▶ _Job_
Select the lines that contain "fill" and copy each of them.

** START OF Exercise input **

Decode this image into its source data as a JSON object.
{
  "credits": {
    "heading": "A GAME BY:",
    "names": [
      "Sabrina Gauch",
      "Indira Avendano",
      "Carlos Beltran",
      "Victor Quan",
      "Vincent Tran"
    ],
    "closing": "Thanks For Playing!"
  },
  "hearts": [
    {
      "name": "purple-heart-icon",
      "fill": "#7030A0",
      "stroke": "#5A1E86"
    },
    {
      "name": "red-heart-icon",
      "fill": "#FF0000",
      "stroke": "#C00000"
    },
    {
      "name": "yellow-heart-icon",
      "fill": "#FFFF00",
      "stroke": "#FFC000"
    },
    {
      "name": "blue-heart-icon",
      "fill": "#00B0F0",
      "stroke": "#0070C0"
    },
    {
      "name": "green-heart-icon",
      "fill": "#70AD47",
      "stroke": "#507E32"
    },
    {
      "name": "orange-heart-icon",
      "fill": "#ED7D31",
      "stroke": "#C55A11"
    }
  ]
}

** END OF Exercise input **

▶ _Output for this exercise_
      "fill": "#7030A0",
      "fill": "#FF0000",
      "fill": "#FFFF00",
      "fill": "#00B0F0",
      "fill": "#70AD47",
      "fill": "#ED7D31",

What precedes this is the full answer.